[START Supplied information]
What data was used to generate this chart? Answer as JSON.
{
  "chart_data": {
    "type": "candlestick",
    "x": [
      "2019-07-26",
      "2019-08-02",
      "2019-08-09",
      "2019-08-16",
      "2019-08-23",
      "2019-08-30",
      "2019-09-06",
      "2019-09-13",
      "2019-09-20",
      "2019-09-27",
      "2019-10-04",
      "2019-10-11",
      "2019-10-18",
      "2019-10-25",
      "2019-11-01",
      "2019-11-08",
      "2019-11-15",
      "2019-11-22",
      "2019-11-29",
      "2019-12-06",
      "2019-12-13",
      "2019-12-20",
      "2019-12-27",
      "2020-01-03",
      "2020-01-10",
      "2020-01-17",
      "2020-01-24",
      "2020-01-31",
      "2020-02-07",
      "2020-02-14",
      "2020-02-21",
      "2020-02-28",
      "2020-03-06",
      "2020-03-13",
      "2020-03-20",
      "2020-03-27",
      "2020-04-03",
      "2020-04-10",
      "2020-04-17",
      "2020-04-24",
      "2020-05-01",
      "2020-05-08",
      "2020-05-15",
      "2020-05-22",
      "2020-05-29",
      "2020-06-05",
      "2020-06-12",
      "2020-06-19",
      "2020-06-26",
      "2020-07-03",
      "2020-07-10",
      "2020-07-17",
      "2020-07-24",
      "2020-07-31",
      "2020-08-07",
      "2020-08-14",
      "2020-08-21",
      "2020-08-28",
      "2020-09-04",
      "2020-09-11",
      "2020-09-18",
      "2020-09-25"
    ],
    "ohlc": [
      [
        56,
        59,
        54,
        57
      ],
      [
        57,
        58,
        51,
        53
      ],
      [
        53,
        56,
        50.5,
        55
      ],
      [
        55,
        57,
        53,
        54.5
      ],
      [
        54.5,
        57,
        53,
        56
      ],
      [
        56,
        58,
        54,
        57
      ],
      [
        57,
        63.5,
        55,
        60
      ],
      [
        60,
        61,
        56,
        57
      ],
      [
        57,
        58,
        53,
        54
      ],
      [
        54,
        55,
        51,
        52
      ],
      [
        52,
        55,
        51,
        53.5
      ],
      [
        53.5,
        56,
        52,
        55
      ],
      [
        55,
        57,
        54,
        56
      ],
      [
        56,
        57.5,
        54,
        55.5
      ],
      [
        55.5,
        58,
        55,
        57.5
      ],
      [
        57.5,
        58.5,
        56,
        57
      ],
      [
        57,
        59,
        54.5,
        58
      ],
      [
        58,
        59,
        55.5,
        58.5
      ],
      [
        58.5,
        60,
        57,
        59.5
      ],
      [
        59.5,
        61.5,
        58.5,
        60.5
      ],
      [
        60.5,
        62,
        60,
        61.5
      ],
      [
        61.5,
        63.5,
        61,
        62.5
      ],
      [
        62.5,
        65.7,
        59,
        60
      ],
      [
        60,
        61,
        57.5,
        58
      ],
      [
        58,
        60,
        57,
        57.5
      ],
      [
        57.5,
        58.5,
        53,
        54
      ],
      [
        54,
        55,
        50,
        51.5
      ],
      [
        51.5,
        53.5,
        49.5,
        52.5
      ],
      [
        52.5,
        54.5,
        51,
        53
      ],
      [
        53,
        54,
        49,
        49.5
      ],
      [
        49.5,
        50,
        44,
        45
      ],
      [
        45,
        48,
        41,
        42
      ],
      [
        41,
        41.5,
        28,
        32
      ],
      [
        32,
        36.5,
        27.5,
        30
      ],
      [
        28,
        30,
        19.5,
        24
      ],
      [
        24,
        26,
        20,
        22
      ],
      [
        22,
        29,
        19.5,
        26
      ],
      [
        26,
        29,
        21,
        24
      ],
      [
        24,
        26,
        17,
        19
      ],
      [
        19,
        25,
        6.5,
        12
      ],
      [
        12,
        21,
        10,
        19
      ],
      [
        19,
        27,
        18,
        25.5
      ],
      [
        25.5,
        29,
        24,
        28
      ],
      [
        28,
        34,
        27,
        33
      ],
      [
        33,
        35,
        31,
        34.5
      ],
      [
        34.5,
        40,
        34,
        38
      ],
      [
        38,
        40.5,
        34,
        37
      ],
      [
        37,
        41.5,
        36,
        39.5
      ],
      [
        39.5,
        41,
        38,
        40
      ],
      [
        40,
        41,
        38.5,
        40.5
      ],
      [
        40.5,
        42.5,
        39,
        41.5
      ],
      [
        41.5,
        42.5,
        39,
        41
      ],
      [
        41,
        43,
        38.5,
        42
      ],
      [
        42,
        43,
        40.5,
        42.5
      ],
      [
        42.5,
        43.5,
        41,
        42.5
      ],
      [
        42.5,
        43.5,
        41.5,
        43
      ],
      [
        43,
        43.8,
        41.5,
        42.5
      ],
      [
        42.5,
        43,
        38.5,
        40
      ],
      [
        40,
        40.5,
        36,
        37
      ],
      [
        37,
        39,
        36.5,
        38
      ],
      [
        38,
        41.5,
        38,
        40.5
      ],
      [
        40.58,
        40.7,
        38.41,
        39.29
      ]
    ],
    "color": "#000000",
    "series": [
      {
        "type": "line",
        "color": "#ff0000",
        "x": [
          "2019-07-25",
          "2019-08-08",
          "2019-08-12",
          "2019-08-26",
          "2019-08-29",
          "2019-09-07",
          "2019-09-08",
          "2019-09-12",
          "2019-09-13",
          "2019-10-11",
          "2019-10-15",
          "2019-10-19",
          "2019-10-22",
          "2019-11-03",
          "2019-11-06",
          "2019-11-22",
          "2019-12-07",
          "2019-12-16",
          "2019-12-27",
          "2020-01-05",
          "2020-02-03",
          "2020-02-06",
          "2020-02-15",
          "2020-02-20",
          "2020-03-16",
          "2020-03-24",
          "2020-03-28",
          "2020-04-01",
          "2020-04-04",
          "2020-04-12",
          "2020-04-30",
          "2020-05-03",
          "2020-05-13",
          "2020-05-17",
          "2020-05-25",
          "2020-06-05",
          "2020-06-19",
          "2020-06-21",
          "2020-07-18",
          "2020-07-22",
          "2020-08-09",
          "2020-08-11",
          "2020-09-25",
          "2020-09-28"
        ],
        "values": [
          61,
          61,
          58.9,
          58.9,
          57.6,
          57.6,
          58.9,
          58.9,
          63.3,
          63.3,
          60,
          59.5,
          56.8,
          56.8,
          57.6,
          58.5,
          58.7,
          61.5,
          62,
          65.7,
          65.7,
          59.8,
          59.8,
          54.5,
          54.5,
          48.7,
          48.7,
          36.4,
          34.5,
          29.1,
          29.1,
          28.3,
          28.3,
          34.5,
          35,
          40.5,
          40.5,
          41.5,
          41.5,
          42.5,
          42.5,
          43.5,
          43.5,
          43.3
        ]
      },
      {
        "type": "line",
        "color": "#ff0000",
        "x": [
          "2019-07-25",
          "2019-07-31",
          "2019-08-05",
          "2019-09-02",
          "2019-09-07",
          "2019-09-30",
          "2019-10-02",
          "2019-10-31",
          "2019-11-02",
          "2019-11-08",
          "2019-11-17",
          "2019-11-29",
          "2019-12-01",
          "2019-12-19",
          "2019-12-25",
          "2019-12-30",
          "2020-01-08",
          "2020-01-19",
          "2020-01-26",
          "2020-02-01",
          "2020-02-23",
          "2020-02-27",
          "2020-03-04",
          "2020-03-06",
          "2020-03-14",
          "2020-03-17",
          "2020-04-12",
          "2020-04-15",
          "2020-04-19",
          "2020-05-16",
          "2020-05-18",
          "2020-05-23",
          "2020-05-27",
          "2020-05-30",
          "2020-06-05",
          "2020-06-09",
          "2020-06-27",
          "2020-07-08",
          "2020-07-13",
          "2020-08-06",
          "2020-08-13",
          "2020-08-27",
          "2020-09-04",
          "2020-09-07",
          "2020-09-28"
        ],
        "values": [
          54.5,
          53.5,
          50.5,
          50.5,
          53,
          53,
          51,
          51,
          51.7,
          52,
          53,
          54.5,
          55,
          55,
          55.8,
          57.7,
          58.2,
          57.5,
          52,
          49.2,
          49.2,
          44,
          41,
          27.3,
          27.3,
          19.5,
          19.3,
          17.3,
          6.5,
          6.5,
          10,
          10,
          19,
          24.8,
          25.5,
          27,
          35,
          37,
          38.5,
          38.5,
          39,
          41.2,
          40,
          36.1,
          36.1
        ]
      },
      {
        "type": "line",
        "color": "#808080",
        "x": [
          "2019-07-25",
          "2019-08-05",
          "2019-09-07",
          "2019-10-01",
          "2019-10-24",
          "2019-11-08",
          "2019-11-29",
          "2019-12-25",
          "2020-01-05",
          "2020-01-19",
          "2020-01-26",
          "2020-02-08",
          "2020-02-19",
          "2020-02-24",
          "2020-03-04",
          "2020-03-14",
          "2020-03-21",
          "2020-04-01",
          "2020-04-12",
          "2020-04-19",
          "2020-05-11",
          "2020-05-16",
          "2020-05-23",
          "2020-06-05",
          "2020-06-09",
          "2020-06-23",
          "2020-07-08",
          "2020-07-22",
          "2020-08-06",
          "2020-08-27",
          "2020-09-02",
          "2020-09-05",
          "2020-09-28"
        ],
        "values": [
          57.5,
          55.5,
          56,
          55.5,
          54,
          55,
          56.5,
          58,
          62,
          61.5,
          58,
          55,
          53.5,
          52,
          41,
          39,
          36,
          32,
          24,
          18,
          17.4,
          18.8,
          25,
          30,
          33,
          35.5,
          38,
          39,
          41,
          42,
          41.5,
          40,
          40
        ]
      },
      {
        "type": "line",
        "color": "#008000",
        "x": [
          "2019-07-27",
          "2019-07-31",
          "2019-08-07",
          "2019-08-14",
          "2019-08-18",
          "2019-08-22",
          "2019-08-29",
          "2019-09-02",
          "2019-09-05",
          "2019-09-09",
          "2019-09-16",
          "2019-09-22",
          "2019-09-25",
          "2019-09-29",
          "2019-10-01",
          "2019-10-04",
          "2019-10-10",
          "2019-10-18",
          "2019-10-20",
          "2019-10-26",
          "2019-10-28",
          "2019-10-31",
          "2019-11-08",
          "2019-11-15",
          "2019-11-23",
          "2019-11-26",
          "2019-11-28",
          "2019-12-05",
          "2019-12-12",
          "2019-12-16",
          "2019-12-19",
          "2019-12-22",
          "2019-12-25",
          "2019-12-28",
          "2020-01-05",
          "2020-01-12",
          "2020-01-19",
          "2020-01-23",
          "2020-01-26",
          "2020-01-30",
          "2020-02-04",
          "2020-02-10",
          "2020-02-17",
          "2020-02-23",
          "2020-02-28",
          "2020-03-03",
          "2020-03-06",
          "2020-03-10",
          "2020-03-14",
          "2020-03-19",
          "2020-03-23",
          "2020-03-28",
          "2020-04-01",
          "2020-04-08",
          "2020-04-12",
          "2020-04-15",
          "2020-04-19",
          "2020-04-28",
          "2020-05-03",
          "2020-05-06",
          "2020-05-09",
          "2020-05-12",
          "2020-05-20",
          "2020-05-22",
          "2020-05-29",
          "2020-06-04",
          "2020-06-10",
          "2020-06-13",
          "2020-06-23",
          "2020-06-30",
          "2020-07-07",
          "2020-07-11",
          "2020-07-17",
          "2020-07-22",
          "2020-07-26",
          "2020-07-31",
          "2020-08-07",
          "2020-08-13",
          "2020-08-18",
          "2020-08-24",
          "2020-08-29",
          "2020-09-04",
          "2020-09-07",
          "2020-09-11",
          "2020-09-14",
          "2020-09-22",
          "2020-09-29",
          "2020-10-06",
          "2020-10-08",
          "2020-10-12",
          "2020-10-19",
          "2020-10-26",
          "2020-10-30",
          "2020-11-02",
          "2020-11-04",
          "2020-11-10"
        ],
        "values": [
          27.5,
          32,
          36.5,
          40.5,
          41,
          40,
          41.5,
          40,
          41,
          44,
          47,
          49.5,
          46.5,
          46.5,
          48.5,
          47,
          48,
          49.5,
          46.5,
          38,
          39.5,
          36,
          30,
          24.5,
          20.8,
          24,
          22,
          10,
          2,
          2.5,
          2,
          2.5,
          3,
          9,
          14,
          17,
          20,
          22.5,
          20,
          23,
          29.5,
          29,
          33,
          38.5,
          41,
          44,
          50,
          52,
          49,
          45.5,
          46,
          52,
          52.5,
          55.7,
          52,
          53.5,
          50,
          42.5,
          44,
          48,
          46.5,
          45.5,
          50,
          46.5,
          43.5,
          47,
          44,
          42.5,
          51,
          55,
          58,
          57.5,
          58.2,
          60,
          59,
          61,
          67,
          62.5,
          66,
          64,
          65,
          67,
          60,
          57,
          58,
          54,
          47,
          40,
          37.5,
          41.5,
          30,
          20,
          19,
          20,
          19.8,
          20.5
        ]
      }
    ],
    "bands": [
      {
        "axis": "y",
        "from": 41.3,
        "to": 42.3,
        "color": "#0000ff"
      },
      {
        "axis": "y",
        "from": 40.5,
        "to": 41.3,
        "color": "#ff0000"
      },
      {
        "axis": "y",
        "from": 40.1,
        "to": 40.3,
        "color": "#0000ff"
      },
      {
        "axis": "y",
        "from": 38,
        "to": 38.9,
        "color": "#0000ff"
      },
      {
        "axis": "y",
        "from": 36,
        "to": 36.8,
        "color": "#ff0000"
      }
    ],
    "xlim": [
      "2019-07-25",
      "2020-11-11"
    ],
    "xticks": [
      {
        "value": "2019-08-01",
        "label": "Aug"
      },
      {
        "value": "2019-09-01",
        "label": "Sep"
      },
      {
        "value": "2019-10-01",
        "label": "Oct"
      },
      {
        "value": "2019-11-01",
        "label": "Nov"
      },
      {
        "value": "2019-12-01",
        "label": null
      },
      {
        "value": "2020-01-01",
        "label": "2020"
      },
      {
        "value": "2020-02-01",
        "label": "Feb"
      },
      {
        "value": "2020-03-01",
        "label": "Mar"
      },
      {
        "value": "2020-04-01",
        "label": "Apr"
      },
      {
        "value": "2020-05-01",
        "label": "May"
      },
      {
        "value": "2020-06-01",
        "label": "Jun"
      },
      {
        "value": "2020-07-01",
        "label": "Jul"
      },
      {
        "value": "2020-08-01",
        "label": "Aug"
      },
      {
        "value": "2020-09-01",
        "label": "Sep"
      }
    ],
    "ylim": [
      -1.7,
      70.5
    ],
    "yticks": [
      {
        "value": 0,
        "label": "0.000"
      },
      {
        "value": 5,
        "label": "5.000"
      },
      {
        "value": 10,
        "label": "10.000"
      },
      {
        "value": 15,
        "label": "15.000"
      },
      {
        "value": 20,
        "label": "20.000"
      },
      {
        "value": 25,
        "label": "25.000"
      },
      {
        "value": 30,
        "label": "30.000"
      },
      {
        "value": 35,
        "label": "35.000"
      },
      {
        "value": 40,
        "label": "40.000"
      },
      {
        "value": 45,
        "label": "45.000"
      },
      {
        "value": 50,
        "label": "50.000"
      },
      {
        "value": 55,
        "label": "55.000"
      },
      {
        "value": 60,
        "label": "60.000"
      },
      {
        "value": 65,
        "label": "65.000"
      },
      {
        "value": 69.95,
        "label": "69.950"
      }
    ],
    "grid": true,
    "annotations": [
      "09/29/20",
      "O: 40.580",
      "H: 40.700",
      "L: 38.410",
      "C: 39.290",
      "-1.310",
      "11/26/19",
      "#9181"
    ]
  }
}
[END Supplied information]
What you need to do
Identify each line in the records above that contains the word "from", and copy it out in full.

Solution to the exercise
        "from": 41.3,
        "from": 40.5,
        "from": 40.1,
        "from": 38,
        "from": 36,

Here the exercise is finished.